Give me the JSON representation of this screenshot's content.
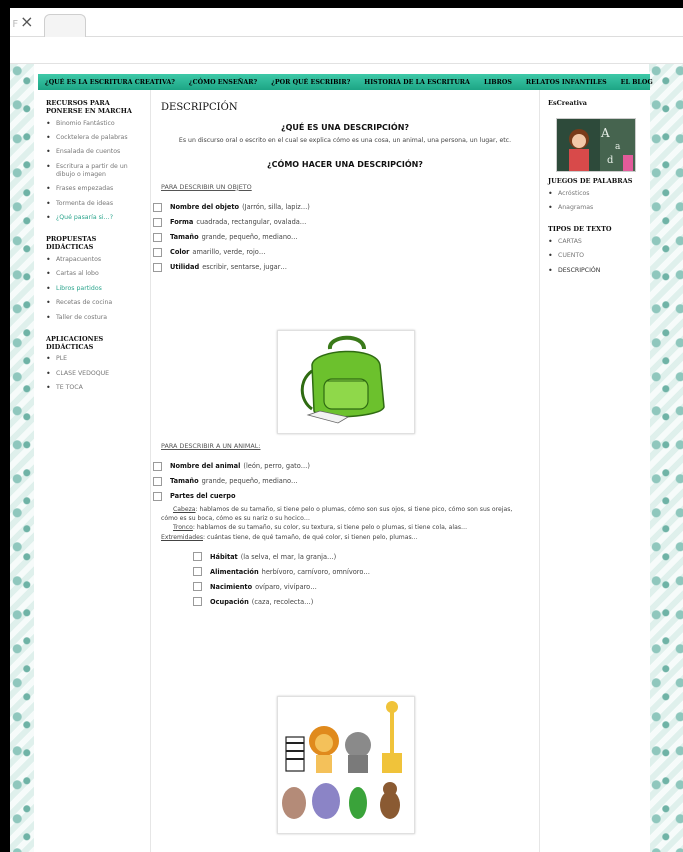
{
  "browser": {
    "close_glyph": "×",
    "partial_glyph": "F"
  },
  "nav": [
    "¿QUÉ ES LA ESCRITURA CREATIVA?",
    "¿CÓMO ENSEÑAR?",
    "¿POR QUÉ ESCRIBIR?",
    "HISTORIA DE LA ESCRITURA",
    "LIBROS",
    "RELATOS INFANTILES",
    "EL BLOG"
  ],
  "left_sidebar": {
    "recursos_title": "RECURSOS PARA PONERSE EN MARCHA",
    "recursos": [
      "Binomio Fantástico",
      "Cocktelera de palabras",
      "Ensalada de cuentos",
      "Escritura a partir de un dibujo o imagen",
      "Frases empezadas",
      "Tormenta de ideas",
      "¿Qué pasaría si…?"
    ],
    "propuestas_title": "PROPUESTAS DIDÁCTICAS",
    "propuestas": [
      "Atrapacuentos",
      "Cartas al lobo",
      "Libros partidos",
      "Recetas de cocina",
      "Taller de costura"
    ],
    "aplicaciones_title": "APLICACIONES DIDÁCTICAS",
    "aplicaciones": [
      "PLE",
      "CLASE VEDOQUE",
      "TE TOCA"
    ]
  },
  "right_sidebar": {
    "escreativa_title": "EsCreativa",
    "juegos_title": "JUEGOS DE PALABRAS",
    "juegos": [
      "Acrósticos",
      "Anagramas"
    ],
    "tipos_title": "TIPOS DE TEXTO",
    "tipos": [
      "CARTAS",
      "CUENTO",
      "DESCRIPCIÓN"
    ]
  },
  "main": {
    "title": "DESCRIPCIÓN",
    "q1": "¿QUÉ ES UNA DESCRIPCIÓN?",
    "q1_text": "Es un discurso oral o escrito en el cual se explica cómo es una cosa, un animal, una persona, un lugar, etc.",
    "q2": "¿CÓMO HACER UNA DESCRIPCIÓN?",
    "obj_heading": "PARA DESCRIBIR UN OBJETO",
    "obj_items": [
      {
        "label": "Nombre del objeto",
        "text": "(Jarrón, silla, lapiz…)"
      },
      {
        "label": "Forma",
        "text": "cuadrada, rectangular, ovalada…"
      },
      {
        "label": "Tamaño",
        "text": "grande, pequeño, mediano…"
      },
      {
        "label": "Color",
        "text": "amarillo, verde, rojo…"
      },
      {
        "label": "Utilidad",
        "text": "escribir, sentarse, jugar…"
      }
    ],
    "animal_heading": "PARA DESCRIBIR A UN ANIMAL:",
    "animal_items": [
      {
        "label": "Nombre del animal",
        "text": "(león, perro, gato…)"
      },
      {
        "label": "Tamaño",
        "text": "grande, pequeño, mediano…"
      },
      {
        "label": "Partes del cuerpo",
        "text": ""
      }
    ],
    "cabeza_label": "Cabeza",
    "cabeza_text": ": hablamos de su tamaño, si tiene pelo o plumas, cómo son sus ojos, si tiene pico, cómo son sus orejas, cómo es su boca, cómo es su nariz o su hocico…",
    "tronco_label": "Tronco",
    "tronco_text": ": hablamos de su tamaño, su color, su textura, si tiene pelo o plumas, si tiene cola, alas…",
    "extremidades_label": "Extremidades",
    "extremidades_text": ": cuántas tiene, de qué tamaño, de qué color, si tienen pelo, plumas…",
    "extra_items": [
      {
        "label": "Hábitat",
        "text": "(la selva, el mar, la granja…)"
      },
      {
        "label": "Alimentación",
        "text": "herbívoro, carnívoro, omnívoro…"
      },
      {
        "label": "Nacimiento",
        "text": "ovíparo, vivíparo…"
      },
      {
        "label": "Ocupación",
        "text": "(caza, recolecta…)"
      }
    ]
  },
  "colors": {
    "nav_top": "#3ec9a8",
    "nav_bottom": "#1da585",
    "link": "#2aa48c",
    "backpack": "#6cc12d"
  },
  "icons": [
    "backpack-illustration",
    "animals-illustration",
    "girl-chalkboard-photo"
  ]
}
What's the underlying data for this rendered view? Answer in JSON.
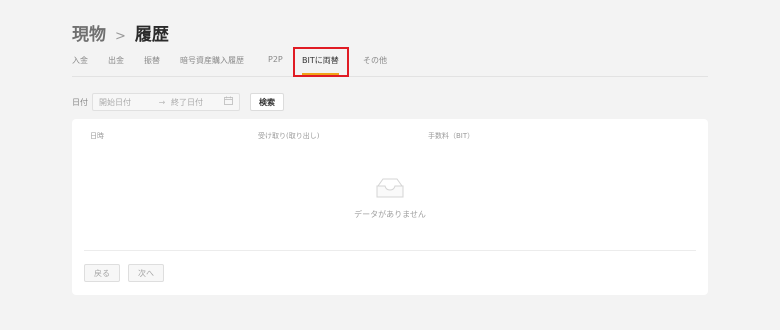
{
  "breadcrumb": {
    "parent": "現物",
    "separator": ">",
    "current": "履歴"
  },
  "tabs": [
    {
      "label": "入金"
    },
    {
      "label": "出金"
    },
    {
      "label": "振替"
    },
    {
      "label": "暗号資産購入履歴"
    },
    {
      "label": "P2P"
    },
    {
      "label": "BITに両替",
      "active": true
    },
    {
      "label": "その他"
    }
  ],
  "filter": {
    "label": "日付",
    "start_placeholder": "開始日付",
    "arrow": "→",
    "end_placeholder": "終了日付",
    "search_label": "検索"
  },
  "table": {
    "columns": [
      "日時",
      "受け取り(取り出し)",
      "手数料（BIT）"
    ],
    "empty_text": "データがありません"
  },
  "pagination": {
    "prev_label": "戻る",
    "next_label": "次へ"
  },
  "colors": {
    "active_underline": "#f0a418",
    "highlight_box": "#e01b24",
    "background": "#f3f3f3"
  }
}
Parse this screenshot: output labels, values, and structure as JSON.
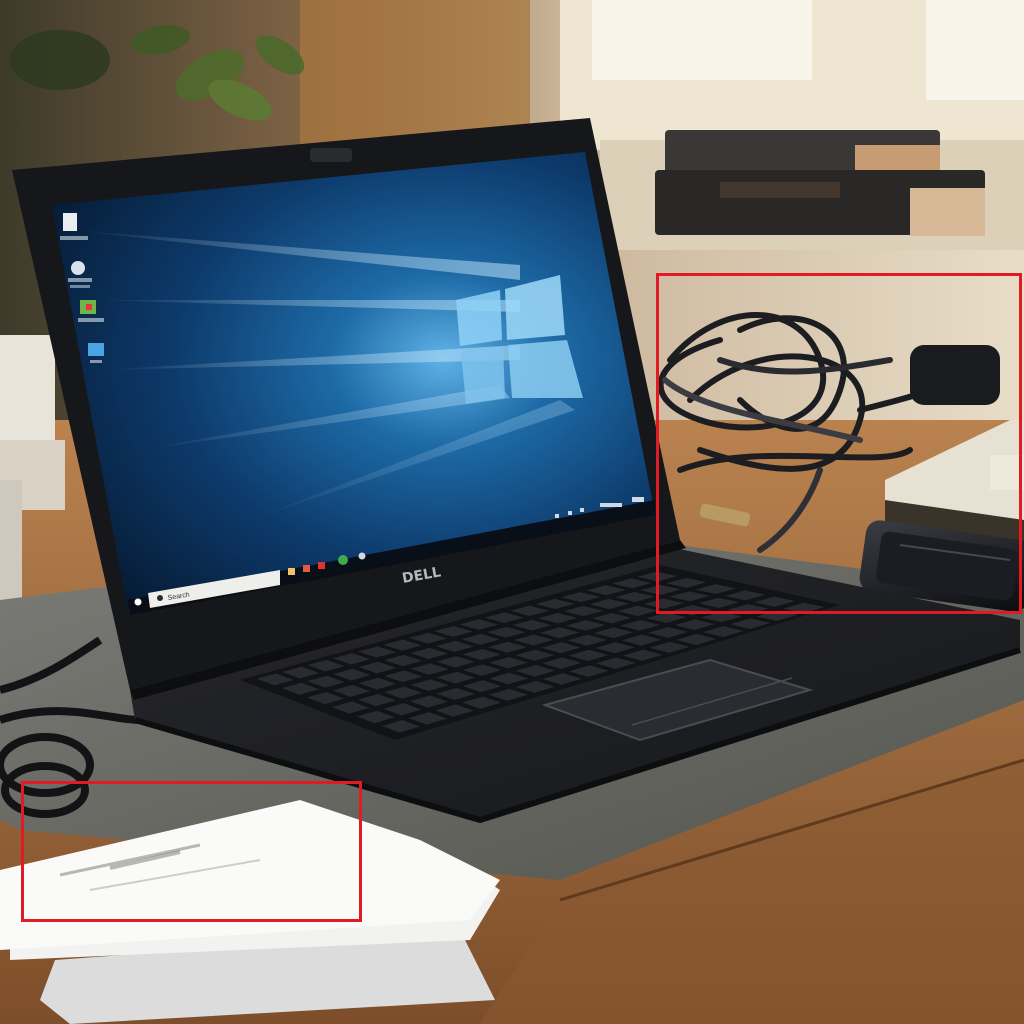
{
  "laptop": {
    "brand_logo": "DELL",
    "screen": {
      "os_logo_icon": "windows-logo-icon",
      "desktop_icons": [
        {
          "icon": "file-icon"
        },
        {
          "icon": "app-icon"
        },
        {
          "icon": "shortcut-icon"
        },
        {
          "icon": "folder-icon"
        }
      ],
      "taskbar": {
        "start_icon": "start-icon",
        "search_text": "Search",
        "pinned_icons": [
          "explorer-icon",
          "browser-icon",
          "app-icon",
          "chrome-icon",
          "people-icon"
        ]
      }
    }
  },
  "highlights": {
    "colors": {
      "box": "#e01b24"
    },
    "items": [
      {
        "label": "cables-and-phone-region"
      },
      {
        "label": "papers-region"
      }
    ]
  },
  "colors": {
    "wall": "#cbb59a",
    "window": "#f1ead8",
    "desk": "#a36f43",
    "felt_mat": "#6a6a66",
    "laptop_body": "#1e1f23",
    "screen_blue": "#0f3f73"
  }
}
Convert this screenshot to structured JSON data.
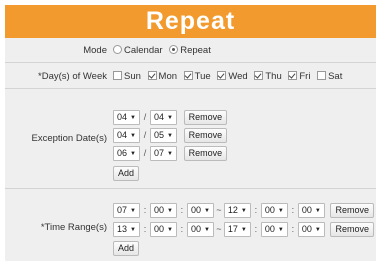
{
  "title": "Repeat",
  "mode": {
    "label": "Mode",
    "options": [
      "Calendar",
      "Repeat"
    ],
    "selected": "Repeat"
  },
  "days": {
    "label": "*Day(s) of Week",
    "items": [
      {
        "label": "Sun",
        "checked": false
      },
      {
        "label": "Mon",
        "checked": true
      },
      {
        "label": "Tue",
        "checked": true
      },
      {
        "label": "Wed",
        "checked": true
      },
      {
        "label": "Thu",
        "checked": true
      },
      {
        "label": "Fri",
        "checked": true
      },
      {
        "label": "Sat",
        "checked": false
      }
    ]
  },
  "exceptions": {
    "label": "Exception Date(s)",
    "rows": [
      {
        "month": "04",
        "day": "04"
      },
      {
        "month": "04",
        "day": "05"
      },
      {
        "month": "06",
        "day": "07"
      }
    ],
    "separator": "/",
    "remove_label": "Remove",
    "add_label": "Add"
  },
  "time_ranges": {
    "label": "*Time Range(s)",
    "rows": [
      {
        "start": [
          "07",
          "00",
          "00"
        ],
        "end": [
          "12",
          "00",
          "00"
        ]
      },
      {
        "start": [
          "13",
          "00",
          "00"
        ],
        "end": [
          "17",
          "00",
          "00"
        ]
      }
    ],
    "time_separator": ":",
    "range_separator": "~",
    "remove_label": "Remove",
    "add_label": "Add"
  },
  "icons": {
    "dropdown": "chevron-down-icon"
  }
}
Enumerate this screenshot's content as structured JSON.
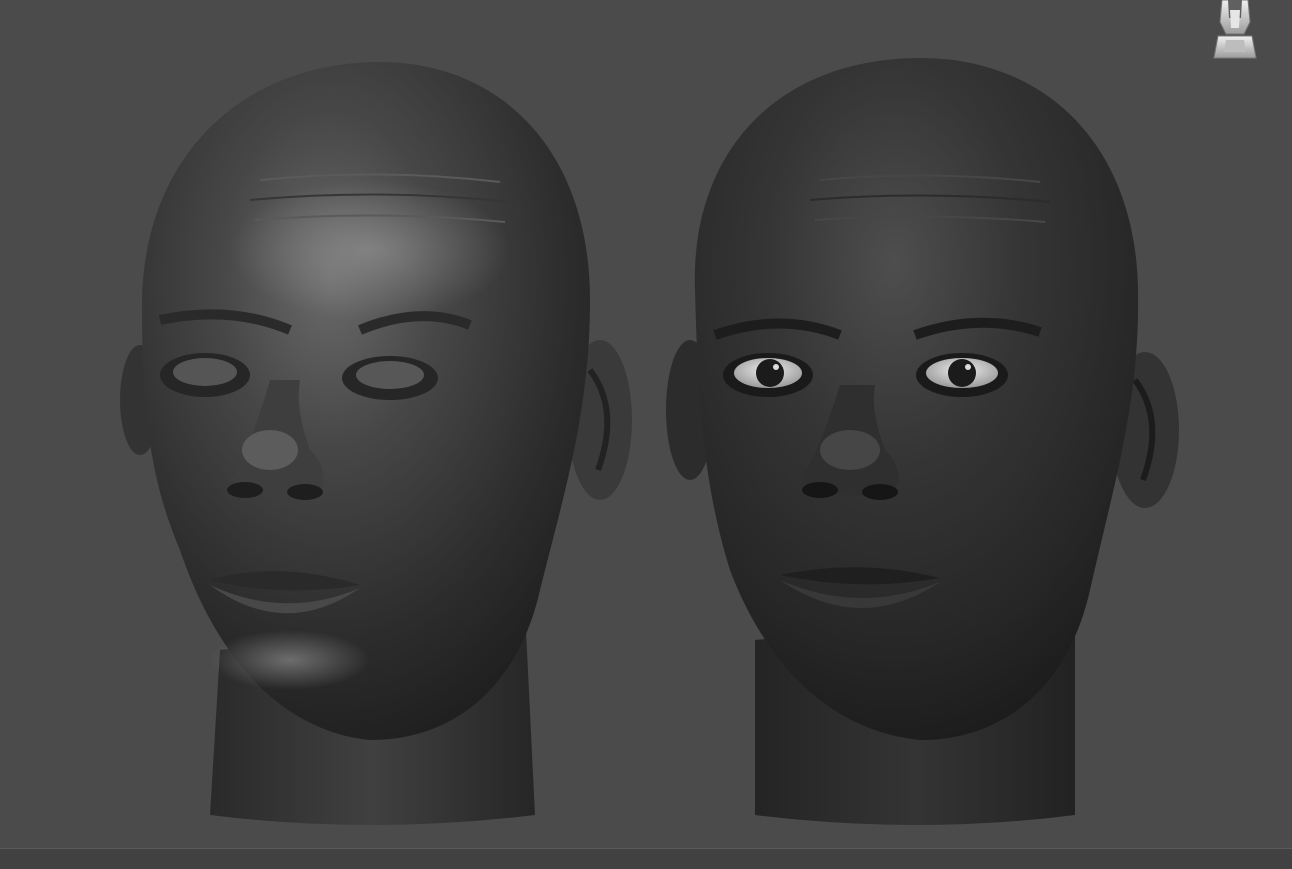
{
  "viewport": {
    "background_color": "#4b4b4b",
    "gizmo": {
      "icon": "navigation-cube-icon"
    },
    "models": [
      {
        "name": "sculpt-head-untextured",
        "material_color": "#3e3e3e",
        "eyes": "sculpted-shells"
      },
      {
        "name": "sculpt-head-with-eyes",
        "material_color": "#2f2f2f",
        "eyes": "rendered-eyeballs"
      }
    ]
  }
}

---*---

### Task
Take each line containing the string "JSON" and copy it out.

### Solution to this task
Give me the JSON representation of this screenshot's content.
What's the underlying data for this rendered view? Answer in JSON.
Parse this screenshot: output labels, values, and structure as JSON.
Convert this screenshot to structured JSON data.
Enumerate this screenshot's content as structured JSON.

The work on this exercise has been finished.